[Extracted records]
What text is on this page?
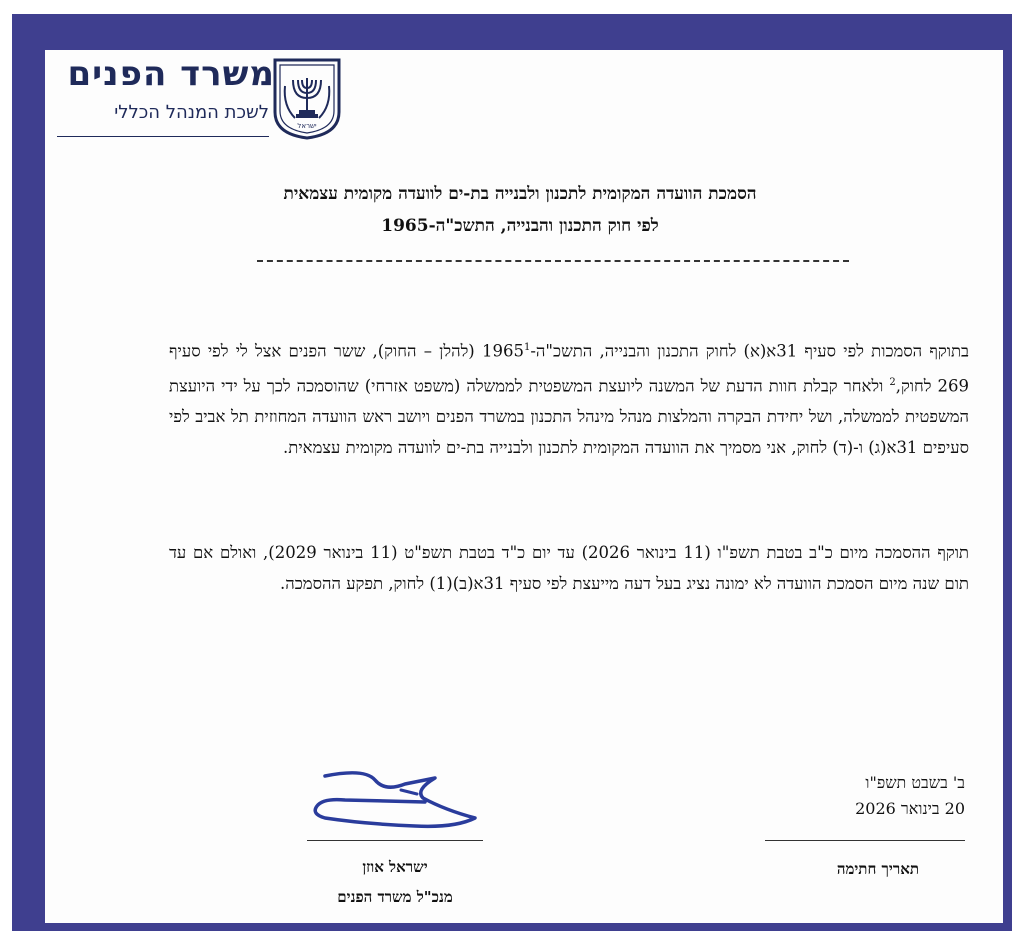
ישראל
משרד הפנים
לשכת המנהל הכללי
הסמכת הוועדה המקומית לתכנון ולבנייה בת-ים לוועדה מקומית עצמאית
לפי חוק התכנון והבנייה, התשכ"ה-1965
בתוקף הסמכות לפי סעיף 31א(א) לחוק התכנון והבנייה, התשכ"ה-1965$^1$ (להלן – החוק), ששר הפנים אצל לי לפי סעיף 269 לחוק,$^2$ ולאחר קבלת חוות הדעת של המשנה ליועצת המשפטית לממשלה (משפט אזרחי) שהוסמכה לכך על ידי היועצת המשפטית לממשלה, ושל יחידת הבקרה והמלצות מנהל מינהל התכנון במשרד הפנים ויושב ראש הוועדה המחוזית תל אביב לפי סעיפים 31א(ג) ו-(ד) לחוק, אני מסמיך את הוועדה המקומית לתכנון ולבנייה בת-ים לוועדה מקומית עצמאית.
תוקף ההסמכה מיום כ"ב בטבת תשפ"ו (11 בינואר 2026) עד יום כ"ד בטבת תשפ"ט (11 בינואר 2029), ואולם אם עד תום שנה מיום הסמכת הוועדה לא ימונה נציג בעל דעה מייעצת לפי סעיף 31א(ב)(1) לחוק, תפקע ההסמכה.
ב' בשבט תשפ"ו
20 בינואר 2026
תאריך חתימה
ישראל אוזן
מנכ"ל משרד הפנים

● **WORK TO DO**
Leave out the pictures and reproduce the rest of the listing exactly.

● **COMPLETE OUTPUT**
What text is on this page?
ישראל
משרד הפנים
לשכת המנהל הכללי
הסמכת הוועדה המקומית לתכנון ולבנייה בת-ים לוועדה מקומית עצמאית
לפי חוק התכנון והבנייה, התשכ"ה-1965
בתוקף הסמכות לפי סעיף 31א(א) לחוק התכנון והבנייה, התשכ"ה-1965$^1$ (להלן – החוק), ששר הפנים אצל לי לפי סעיף 269 לחוק,$^2$ ולאחר קבלת חוות הדעת של המשנה ליועצת המשפטית לממשלה (משפט אזרחי) שהוסמכה לכך על ידי היועצת המשפטית לממשלה, ושל יחידת הבקרה והמלצות מנהל מינהל התכנון במשרד הפנים ויושב ראש הוועדה המחוזית תל אביב לפי סעיפים 31א(ג) ו-(ד) לחוק, אני מסמיך את הוועדה המקומית לתכנון ולבנייה בת-ים לוועדה מקומית עצמאית.
תוקף ההסמכה מיום כ"ב בטבת תשפ"ו (11 בינואר 2026) עד יום כ"ד בטבת תשפ"ט (11 בינואר 2029), ואולם אם עד תום שנה מיום הסמכת הוועדה לא ימונה נציג בעל דעה מייעצת לפי סעיף 31א(ב)(1) לחוק, תפקע ההסמכה.
ב' בשבט תשפ"ו
20 בינואר 2026
תאריך חתימה
ישראל אוזן
מנכ"ל משרד הפנים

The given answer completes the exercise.